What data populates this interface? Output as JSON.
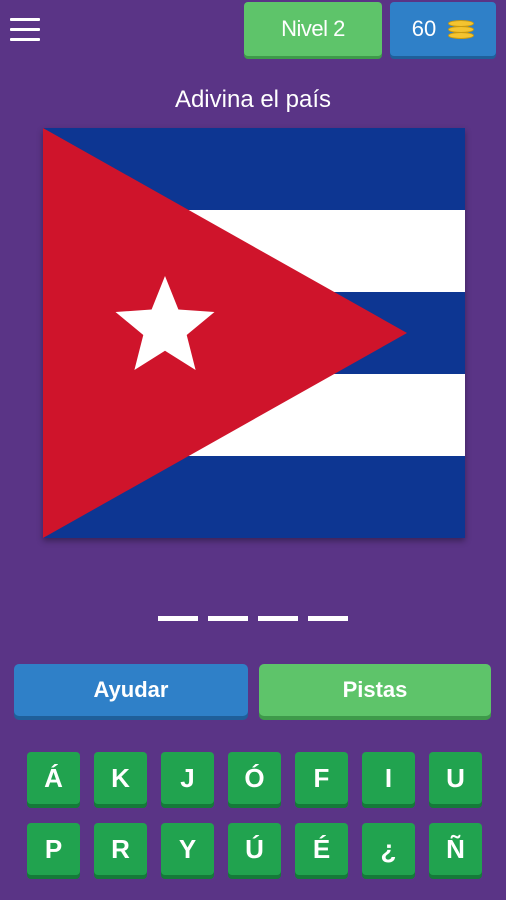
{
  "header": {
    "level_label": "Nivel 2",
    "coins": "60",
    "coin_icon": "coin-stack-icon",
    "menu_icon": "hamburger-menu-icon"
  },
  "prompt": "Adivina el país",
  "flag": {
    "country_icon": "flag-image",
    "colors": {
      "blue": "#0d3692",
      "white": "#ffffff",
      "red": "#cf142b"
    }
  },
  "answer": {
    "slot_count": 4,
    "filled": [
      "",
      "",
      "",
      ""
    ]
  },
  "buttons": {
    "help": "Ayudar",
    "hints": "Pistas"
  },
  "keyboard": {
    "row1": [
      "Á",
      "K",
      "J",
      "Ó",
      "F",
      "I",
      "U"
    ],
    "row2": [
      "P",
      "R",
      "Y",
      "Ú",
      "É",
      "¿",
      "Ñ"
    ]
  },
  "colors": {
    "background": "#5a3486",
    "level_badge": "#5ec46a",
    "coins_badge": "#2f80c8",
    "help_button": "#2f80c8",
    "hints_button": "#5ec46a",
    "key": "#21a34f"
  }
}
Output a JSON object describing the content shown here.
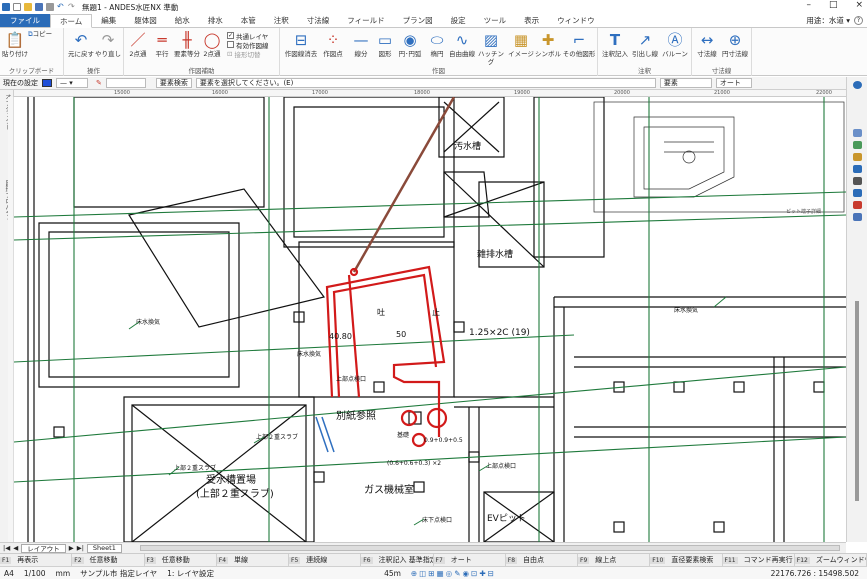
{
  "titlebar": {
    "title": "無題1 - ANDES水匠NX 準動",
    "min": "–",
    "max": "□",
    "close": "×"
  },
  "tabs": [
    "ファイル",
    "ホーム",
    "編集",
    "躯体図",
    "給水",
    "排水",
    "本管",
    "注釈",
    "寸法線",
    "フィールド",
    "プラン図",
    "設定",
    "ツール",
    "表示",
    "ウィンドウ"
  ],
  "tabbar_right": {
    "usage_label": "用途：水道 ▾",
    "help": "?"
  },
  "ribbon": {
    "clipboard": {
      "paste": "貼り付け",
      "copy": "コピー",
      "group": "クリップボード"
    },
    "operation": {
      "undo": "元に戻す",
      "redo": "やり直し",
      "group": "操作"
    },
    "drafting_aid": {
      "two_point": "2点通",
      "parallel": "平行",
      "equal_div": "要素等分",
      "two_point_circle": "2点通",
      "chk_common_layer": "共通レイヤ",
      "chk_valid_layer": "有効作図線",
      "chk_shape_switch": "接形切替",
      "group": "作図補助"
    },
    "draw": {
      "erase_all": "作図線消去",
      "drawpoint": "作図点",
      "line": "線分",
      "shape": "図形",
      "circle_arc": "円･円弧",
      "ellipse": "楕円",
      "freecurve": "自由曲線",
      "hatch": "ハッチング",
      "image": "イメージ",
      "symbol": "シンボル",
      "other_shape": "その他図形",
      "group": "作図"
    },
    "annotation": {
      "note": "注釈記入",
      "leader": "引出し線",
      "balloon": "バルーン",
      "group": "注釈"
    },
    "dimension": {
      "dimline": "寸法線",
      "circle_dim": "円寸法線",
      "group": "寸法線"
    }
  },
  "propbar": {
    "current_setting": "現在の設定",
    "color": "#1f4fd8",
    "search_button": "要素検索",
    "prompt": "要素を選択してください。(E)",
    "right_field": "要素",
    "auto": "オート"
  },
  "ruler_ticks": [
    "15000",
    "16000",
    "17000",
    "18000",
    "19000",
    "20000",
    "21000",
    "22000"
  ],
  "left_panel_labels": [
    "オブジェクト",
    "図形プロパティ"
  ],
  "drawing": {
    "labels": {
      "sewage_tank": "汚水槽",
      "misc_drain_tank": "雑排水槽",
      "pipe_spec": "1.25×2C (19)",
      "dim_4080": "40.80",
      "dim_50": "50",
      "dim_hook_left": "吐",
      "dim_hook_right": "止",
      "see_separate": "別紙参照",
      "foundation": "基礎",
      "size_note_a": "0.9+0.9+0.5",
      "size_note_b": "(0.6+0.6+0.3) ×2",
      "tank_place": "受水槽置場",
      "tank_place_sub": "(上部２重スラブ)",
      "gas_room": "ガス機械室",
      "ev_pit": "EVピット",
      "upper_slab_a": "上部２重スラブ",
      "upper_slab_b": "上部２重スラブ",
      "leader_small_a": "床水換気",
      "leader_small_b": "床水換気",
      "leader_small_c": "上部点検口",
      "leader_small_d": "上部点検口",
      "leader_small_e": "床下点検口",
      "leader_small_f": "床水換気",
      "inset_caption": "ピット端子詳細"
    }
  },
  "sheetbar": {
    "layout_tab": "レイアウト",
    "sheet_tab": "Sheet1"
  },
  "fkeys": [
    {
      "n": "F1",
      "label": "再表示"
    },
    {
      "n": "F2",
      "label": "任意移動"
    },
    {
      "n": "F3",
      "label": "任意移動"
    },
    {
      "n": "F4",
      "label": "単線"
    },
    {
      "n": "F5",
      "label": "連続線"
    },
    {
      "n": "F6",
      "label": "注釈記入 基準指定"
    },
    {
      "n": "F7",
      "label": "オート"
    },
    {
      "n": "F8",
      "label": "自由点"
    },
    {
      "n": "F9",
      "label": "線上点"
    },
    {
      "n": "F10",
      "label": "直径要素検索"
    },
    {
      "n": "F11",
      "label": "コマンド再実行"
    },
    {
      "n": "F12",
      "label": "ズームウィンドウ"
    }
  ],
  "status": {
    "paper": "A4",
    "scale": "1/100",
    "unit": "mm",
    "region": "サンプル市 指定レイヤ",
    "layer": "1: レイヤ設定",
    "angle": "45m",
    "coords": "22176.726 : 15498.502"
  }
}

=-=-=

What is required: Print the entries above exactly, taking out only the pictures.

Exercise answer:
What data populates this interface? Output as JSON.
{
  "header": {
    "level_label": "Nivel 2",
    "coins": "60",
    "coin_icon": "coin-stack-icon",
    "menu_icon": "hamburger-menu-icon"
  },
  "prompt": "Adivina el país",
  "flag": {
    "country_icon": "flag-image",
    "colors": {
      "blue": "#0d3692",
      "white": "#ffffff",
      "red": "#cf142b"
    }
  },
  "answer": {
    "slot_count": 4,
    "filled": [
      "",
      "",
      "",
      ""
    ]
  },
  "buttons": {
    "help": "Ayudar",
    "hints": "Pistas"
  },
  "keyboard": {
    "row1": [
      "Á",
      "K",
      "J",
      "Ó",
      "F",
      "I",
      "U"
    ],
    "row2": [
      "P",
      "R",
      "Y",
      "Ú",
      "É",
      "¿",
      "Ñ"
    ]
  },
  "colors": {
    "background": "#5a3486",
    "level_badge": "#5ec46a",
    "coins_badge": "#2f80c8",
    "help_button": "#2f80c8",
    "hints_button": "#5ec46a",
    "key": "#21a34f"
  }
}
Output a JSON object describing the content shown here.
{
  "titlebar": {
    "title": "無題1 - ANDES水匠NX 準動",
    "min": "–",
    "max": "□",
    "close": "×"
  },
  "tabs": [
    "ファイル",
    "ホーム",
    "編集",
    "躯体図",
    "給水",
    "排水",
    "本管",
    "注釈",
    "寸法線",
    "フィールド",
    "プラン図",
    "設定",
    "ツール",
    "表示",
    "ウィンドウ"
  ],
  "tabbar_right": {
    "usage_label": "用途：水道 ▾",
    "help": "?"
  },
  "ribbon": {
    "clipboard": {
      "paste": "貼り付け",
      "copy": "コピー",
      "group": "クリップボード"
    },
    "operation": {
      "undo": "元に戻す",
      "redo": "やり直し",
      "group": "操作"
    },
    "drafting_aid": {
      "two_point": "2点通",
      "parallel": "平行",
      "equal_div": "要素等分",
      "two_point_circle": "2点通",
      "chk_common_layer": "共通レイヤ",
      "chk_valid_layer": "有効作図線",
      "chk_shape_switch": "接形切替",
      "group": "作図補助"
    },
    "draw": {
      "erase_all": "作図線消去",
      "drawpoint": "作図点",
      "line": "線分",
      "shape": "図形",
      "circle_arc": "円･円弧",
      "ellipse": "楕円",
      "freecurve": "自由曲線",
      "hatch": "ハッチング",
      "image": "イメージ",
      "symbol": "シンボル",
      "other_shape": "その他図形",
      "group": "作図"
    },
    "annotation": {
      "note": "注釈記入",
      "leader": "引出し線",
      "balloon": "バルーン",
      "group": "注釈"
    },
    "dimension": {
      "dimline": "寸法線",
      "circle_dim": "円寸法線",
      "group": "寸法線"
    }
  },
  "propbar": {
    "current_setting": "現在の設定",
    "color": "#1f4fd8",
    "search_button": "要素検索",
    "prompt": "要素を選択してください。(E)",
    "right_field": "要素",
    "auto": "オート"
  },
  "ruler_ticks": [
    "15000",
    "16000",
    "17000",
    "18000",
    "19000",
    "20000",
    "21000",
    "22000"
  ],
  "left_panel_labels": [
    "オブジェクト",
    "図形プロパティ"
  ],
  "drawing": {
    "labels": {
      "sewage_tank": "汚水槽",
      "misc_drain_tank": "雑排水槽",
      "pipe_spec": "1.25×2C (19)",
      "dim_4080": "40.80",
      "dim_50": "50",
      "dim_hook_left": "吐",
      "dim_hook_right": "止",
      "see_separate": "別紙参照",
      "foundation": "基礎",
      "size_note_a": "0.9+0.9+0.5",
      "size_note_b": "(0.6+0.6+0.3) ×2",
      "tank_place": "受水槽置場",
      "tank_place_sub": "(上部２重スラブ)",
      "gas_room": "ガス機械室",
      "ev_pit": "EVピット",
      "upper_slab_a": "上部２重スラブ",
      "upper_slab_b": "上部２重スラブ",
      "leader_small_a": "床水換気",
      "leader_small_b": "床水換気",
      "leader_small_c": "上部点検口",
      "leader_small_d": "上部点検口",
      "leader_small_e": "床下点検口",
      "leader_small_f": "床水換気",
      "inset_caption": "ピット端子詳細"
    }
  },
  "sheetbar": {
    "layout_tab": "レイアウト",
    "sheet_tab": "Sheet1"
  },
  "fkeys": [
    {
      "n": "F1",
      "label": "再表示"
    },
    {
      "n": "F2",
      "label": "任意移動"
    },
    {
      "n": "F3",
      "label": "任意移動"
    },
    {
      "n": "F4",
      "label": "単線"
    },
    {
      "n": "F5",
      "label": "連続線"
    },
    {
      "n": "F6",
      "label": "注釈記入 基準指定"
    },
    {
      "n": "F7",
      "label": "オート"
    },
    {
      "n": "F8",
      "label": "自由点"
    },
    {
      "n": "F9",
      "label": "線上点"
    },
    {
      "n": "F10",
      "label": "直径要素検索"
    },
    {
      "n": "F11",
      "label": "コマンド再実行"
    },
    {
      "n": "F12",
      "label": "ズームウィンドウ"
    }
  ],
  "status": {
    "paper": "A4",
    "scale": "1/100",
    "unit": "mm",
    "region": "サンプル市 指定レイヤ",
    "layer": "1: レイヤ設定",
    "angle": "45m",
    "coords": "22176.726 : 15498.502"
  }
}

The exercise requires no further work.